GIVEN INSTRUCTION.
Please quote the material exactly, every line of it.

RECORDS PROVIDED.
═══
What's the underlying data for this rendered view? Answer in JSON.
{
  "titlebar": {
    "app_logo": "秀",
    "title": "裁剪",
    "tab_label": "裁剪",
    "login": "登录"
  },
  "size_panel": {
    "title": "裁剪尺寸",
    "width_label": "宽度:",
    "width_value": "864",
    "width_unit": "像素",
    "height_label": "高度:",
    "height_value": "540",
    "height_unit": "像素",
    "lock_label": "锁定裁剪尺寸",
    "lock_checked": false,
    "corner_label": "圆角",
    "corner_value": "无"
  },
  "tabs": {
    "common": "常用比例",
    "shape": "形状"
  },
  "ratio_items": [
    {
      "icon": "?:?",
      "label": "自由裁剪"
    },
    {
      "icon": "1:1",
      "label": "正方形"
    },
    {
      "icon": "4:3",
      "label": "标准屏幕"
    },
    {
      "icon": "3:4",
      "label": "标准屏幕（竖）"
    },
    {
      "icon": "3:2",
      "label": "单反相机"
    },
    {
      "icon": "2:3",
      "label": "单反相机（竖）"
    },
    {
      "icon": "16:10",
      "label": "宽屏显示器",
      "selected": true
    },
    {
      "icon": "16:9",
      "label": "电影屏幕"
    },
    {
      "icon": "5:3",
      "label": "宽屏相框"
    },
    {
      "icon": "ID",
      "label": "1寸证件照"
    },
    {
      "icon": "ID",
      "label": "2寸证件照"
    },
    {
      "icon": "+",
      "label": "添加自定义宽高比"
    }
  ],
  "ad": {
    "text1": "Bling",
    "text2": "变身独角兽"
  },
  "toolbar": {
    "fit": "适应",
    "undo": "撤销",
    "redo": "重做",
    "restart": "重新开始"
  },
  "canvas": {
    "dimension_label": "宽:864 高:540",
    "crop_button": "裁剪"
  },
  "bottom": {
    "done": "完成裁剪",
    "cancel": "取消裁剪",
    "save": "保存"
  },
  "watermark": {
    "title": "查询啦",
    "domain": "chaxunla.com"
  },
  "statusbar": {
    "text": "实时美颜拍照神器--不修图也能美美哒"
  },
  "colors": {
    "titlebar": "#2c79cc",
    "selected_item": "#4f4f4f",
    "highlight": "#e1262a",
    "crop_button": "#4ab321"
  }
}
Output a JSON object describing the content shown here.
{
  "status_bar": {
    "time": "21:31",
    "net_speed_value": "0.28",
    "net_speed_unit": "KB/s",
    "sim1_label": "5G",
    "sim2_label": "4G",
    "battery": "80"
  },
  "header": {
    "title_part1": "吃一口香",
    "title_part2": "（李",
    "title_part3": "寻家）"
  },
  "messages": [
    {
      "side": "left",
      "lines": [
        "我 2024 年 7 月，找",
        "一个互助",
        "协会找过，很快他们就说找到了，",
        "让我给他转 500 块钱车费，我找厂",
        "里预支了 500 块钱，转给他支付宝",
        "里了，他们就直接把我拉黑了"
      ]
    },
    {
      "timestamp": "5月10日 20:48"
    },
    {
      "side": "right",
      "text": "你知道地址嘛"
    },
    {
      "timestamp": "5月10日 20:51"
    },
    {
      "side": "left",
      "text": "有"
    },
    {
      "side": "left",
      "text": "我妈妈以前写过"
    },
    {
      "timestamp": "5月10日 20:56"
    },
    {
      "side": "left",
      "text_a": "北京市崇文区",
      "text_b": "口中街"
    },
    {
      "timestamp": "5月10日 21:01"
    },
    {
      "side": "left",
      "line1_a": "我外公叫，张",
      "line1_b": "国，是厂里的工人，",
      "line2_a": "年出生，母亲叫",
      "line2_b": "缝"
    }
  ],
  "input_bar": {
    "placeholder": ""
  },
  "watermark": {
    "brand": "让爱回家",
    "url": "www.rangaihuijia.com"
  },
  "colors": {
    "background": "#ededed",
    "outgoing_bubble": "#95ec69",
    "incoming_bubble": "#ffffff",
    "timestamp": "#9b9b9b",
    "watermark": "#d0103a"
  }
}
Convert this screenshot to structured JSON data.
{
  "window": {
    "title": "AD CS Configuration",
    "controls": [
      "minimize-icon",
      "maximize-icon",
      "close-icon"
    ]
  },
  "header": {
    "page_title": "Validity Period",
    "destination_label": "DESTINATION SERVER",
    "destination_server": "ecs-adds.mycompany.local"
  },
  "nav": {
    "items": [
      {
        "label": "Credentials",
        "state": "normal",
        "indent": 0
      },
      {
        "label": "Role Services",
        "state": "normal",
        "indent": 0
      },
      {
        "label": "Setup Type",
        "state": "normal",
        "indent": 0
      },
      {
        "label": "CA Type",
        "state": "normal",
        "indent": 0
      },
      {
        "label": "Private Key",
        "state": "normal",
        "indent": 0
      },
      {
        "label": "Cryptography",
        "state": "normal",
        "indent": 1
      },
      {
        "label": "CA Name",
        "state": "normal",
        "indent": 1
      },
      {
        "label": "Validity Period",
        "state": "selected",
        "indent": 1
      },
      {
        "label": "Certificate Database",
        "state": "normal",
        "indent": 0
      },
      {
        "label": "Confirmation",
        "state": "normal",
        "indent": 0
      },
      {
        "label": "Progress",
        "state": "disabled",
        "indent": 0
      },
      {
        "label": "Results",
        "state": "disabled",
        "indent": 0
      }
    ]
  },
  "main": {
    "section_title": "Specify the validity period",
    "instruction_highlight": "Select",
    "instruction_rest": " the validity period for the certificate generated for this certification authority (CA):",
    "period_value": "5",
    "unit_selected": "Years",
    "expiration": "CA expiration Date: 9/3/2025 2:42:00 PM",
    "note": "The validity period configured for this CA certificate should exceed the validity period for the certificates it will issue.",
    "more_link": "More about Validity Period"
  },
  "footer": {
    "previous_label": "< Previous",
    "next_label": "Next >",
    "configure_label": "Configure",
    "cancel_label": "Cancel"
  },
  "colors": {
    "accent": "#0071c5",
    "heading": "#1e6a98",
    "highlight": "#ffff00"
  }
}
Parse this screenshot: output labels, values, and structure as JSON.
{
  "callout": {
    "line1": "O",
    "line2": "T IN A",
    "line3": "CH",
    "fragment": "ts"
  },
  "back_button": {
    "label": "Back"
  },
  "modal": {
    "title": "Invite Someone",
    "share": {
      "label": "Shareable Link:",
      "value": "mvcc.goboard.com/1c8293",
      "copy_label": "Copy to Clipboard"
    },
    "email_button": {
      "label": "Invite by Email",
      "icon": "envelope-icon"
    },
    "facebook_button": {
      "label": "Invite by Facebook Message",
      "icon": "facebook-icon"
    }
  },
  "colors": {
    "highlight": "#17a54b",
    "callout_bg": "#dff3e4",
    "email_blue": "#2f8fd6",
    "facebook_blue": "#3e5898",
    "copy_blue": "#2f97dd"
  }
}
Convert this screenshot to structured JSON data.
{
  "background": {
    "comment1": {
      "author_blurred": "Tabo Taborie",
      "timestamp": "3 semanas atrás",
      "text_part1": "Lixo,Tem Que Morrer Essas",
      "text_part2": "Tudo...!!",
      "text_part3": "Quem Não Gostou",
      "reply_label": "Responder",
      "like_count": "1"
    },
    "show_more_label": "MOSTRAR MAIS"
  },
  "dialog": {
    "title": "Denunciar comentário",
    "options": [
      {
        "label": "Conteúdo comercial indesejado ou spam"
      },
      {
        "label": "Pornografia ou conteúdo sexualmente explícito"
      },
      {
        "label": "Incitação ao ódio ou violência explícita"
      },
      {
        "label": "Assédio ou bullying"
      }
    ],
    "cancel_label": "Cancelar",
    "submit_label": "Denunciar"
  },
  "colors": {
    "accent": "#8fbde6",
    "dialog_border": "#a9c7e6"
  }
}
═══
FINISHED ANSWER.
What's the underlying data for this rendered view? Answer in JSON.
{
  "titlebar": {
    "app_logo": "秀",
    "title": "裁剪",
    "tab_label": "裁剪",
    "login": "登录"
  },
  "size_panel": {
    "title": "裁剪尺寸",
    "width_label": "宽度:",
    "width_value": "864",
    "width_unit": "像素",
    "height_label": "高度:",
    "height_value": "540",
    "height_unit": "像素",
    "lock_label": "锁定裁剪尺寸",
    "lock_checked": false,
    "corner_label": "圆角",
    "corner_value": "无"
  },
  "tabs": {
    "common": "常用比例",
    "shape": "形状"
  },
  "ratio_items": [
    {
      "icon": "?:?",
      "label": "自由裁剪"
    },
    {
      "icon": "1:1",
      "label": "正方形"
    },
    {
      "icon": "4:3",
      "label": "标准屏幕"
    },
    {
      "icon": "3:4",
      "label": "标准屏幕（竖）"
    },
    {
      "icon": "3:2",
      "label": "单反相机"
    },
    {
      "icon": "2:3",
      "label": "单反相机（竖）"
    },
    {
      "icon": "16:10",
      "label": "宽屏显示器",
      "selected": true
    },
    {
      "icon": "16:9",
      "label": "电影屏幕"
    },
    {
      "icon": "5:3",
      "label": "宽屏相框"
    },
    {
      "icon": "ID",
      "label": "1寸证件照"
    },
    {
      "icon": "ID",
      "label": "2寸证件照"
    },
    {
      "icon": "+",
      "label": "添加自定义宽高比"
    }
  ],
  "ad": {
    "text1": "Bling",
    "text2": "变身独角兽"
  },
  "toolbar": {
    "fit": "适应",
    "undo": "撤销",
    "redo": "重做",
    "restart": "重新开始"
  },
  "canvas": {
    "dimension_label": "宽:864 高:540",
    "crop_button": "裁剪"
  },
  "bottom": {
    "done": "完成裁剪",
    "cancel": "取消裁剪",
    "save": "保存"
  },
  "watermark": {
    "title": "查询啦",
    "domain": "chaxunla.com"
  },
  "statusbar": {
    "text": "实时美颜拍照神器--不修图也能美美哒"
  },
  "colors": {
    "titlebar": "#2c79cc",
    "selected_item": "#4f4f4f",
    "highlight": "#e1262a",
    "crop_button": "#4ab321"
  }
}
Output a JSON object describing the content shown here.
{
  "status_bar": {
    "time": "21:31",
    "net_speed_value": "0.28",
    "net_speed_unit": "KB/s",
    "sim1_label": "5G",
    "sim2_label": "4G",
    "battery": "80"
  },
  "header": {
    "title_part1": "吃一口香",
    "title_part2": "（李",
    "title_part3": "寻家）"
  },
  "messages": [
    {
      "side": "left",
      "lines": [
        "我 2024 年 7 月，找",
        "一个互助",
        "协会找过，很快他们就说找到了，",
        "让我给他转 500 块钱车费，我找厂",
        "里预支了 500 块钱，转给他支付宝",
        "里了，他们就直接把我拉黑了"
      ]
    },
    {
      "timestamp": "5月10日 20:48"
    },
    {
      "side": "right",
      "text": "你知道地址嘛"
    },
    {
      "timestamp": "5月10日 20:51"
    },
    {
      "side": "left",
      "text": "有"
    },
    {
      "side": "left",
      "text": "我妈妈以前写过"
    },
    {
      "timestamp": "5月10日 20:56"
    },
    {
      "side": "left",
      "text_a": "北京市崇文区",
      "text_b": "口中街"
    },
    {
      "timestamp": "5月10日 21:01"
    },
    {
      "side": "left",
      "line1_a": "我外公叫，张",
      "line1_b": "国，是厂里的工人，",
      "line2_a": "年出生，母亲叫",
      "line2_b": "缝"
    }
  ],
  "input_bar": {
    "placeholder": ""
  },
  "watermark": {
    "brand": "让爱回家",
    "url": "www.rangaihuijia.com"
  },
  "colors": {
    "background": "#ededed",
    "outgoing_bubble": "#95ec69",
    "incoming_bubble": "#ffffff",
    "timestamp": "#9b9b9b",
    "watermark": "#d0103a"
  }
}
Convert this screenshot to structured JSON data.
{
  "window": {
    "title": "AD CS Configuration",
    "controls": [
      "minimize-icon",
      "maximize-icon",
      "close-icon"
    ]
  },
  "header": {
    "page_title": "Validity Period",
    "destination_label": "DESTINATION SERVER",
    "destination_server": "ecs-adds.mycompany.local"
  },
  "nav": {
    "items": [
      {
        "label": "Credentials",
        "state": "normal",
        "indent": 0
      },
      {
        "label": "Role Services",
        "state": "normal",
        "indent": 0
      },
      {
        "label": "Setup Type",
        "state": "normal",
        "indent": 0
      },
      {
        "label": "CA Type",
        "state": "normal",
        "indent": 0
      },
      {
        "label": "Private Key",
        "state": "normal",
        "indent": 0
      },
      {
        "label": "Cryptography",
        "state": "normal",
        "indent": 1
      },
      {
        "label": "CA Name",
        "state": "normal",
        "indent": 1
      },
      {
        "label": "Validity Period",
        "state": "selected",
        "indent": 1
      },
      {
        "label": "Certificate Database",
        "state": "normal",
        "indent": 0
      },
      {
        "label": "Confirmation",
        "state": "normal",
        "indent": 0
      },
      {
        "label": "Progress",
        "state": "disabled",
        "indent": 0
      },
      {
        "label": "Results",
        "state": "disabled",
        "indent": 0
      }
    ]
  },
  "main": {
    "section_title": "Specify the validity period",
    "instruction_highlight": "Select",
    "instruction_rest": " the validity period for the certificate generated for this certification authority (CA):",
    "period_value": "5",
    "unit_selected": "Years",
    "expiration": "CA expiration Date: 9/3/2025 2:42:00 PM",
    "note": "The validity period configured for this CA certificate should exceed the validity period for the certificates it will issue.",
    "more_link": "More about Validity Period"
  },
  "footer": {
    "previous_label": "< Previous",
    "next_label": "Next >",
    "configure_label": "Configure",
    "cancel_label": "Cancel"
  },
  "colors": {
    "accent": "#0071c5",
    "heading": "#1e6a98",
    "highlight": "#ffff00"
  }
}
Parse this screenshot: output labels, values, and structure as JSON.
{
  "callout": {
    "line1": "O",
    "line2": "T IN A",
    "line3": "CH",
    "fragment": "ts"
  },
  "back_button": {
    "label": "Back"
  },
  "modal": {
    "title": "Invite Someone",
    "share": {
      "label": "Shareable Link:",
      "value": "mvcc.goboard.com/1c8293",
      "copy_label": "Copy to Clipboard"
    },
    "email_button": {
      "label": "Invite by Email",
      "icon": "envelope-icon"
    },
    "facebook_button": {
      "label": "Invite by Facebook Message",
      "icon": "facebook-icon"
    }
  },
  "colors": {
    "highlight": "#17a54b",
    "callout_bg": "#dff3e4",
    "email_blue": "#2f8fd6",
    "facebook_blue": "#3e5898",
    "copy_blue": "#2f97dd"
  }
}
Convert this screenshot to structured JSON data.
{
  "background": {
    "comment1": {
      "author_blurred": "Tabo Taborie",
      "timestamp": "3 semanas atrás",
      "text_part1": "Lixo,Tem Que Morrer Essas",
      "text_part2": "Tudo...!!",
      "text_part3": "Quem Não Gostou",
      "reply_label": "Responder",
      "like_count": "1"
    },
    "show_more_label": "MOSTRAR MAIS"
  },
  "dialog": {
    "title": "Denunciar comentário",
    "options": [
      {
        "label": "Conteúdo comercial indesejado ou spam"
      },
      {
        "label": "Pornografia ou conteúdo sexualmente explícito"
      },
      {
        "label": "Incitação ao ódio ou violência explícita"
      },
      {
        "label": "Assédio ou bullying"
      }
    ],
    "cancel_label": "Cancelar",
    "submit_label": "Denunciar"
  },
  "colors": {
    "accent": "#8fbde6",
    "dialog_border": "#a9c7e6"
  }
}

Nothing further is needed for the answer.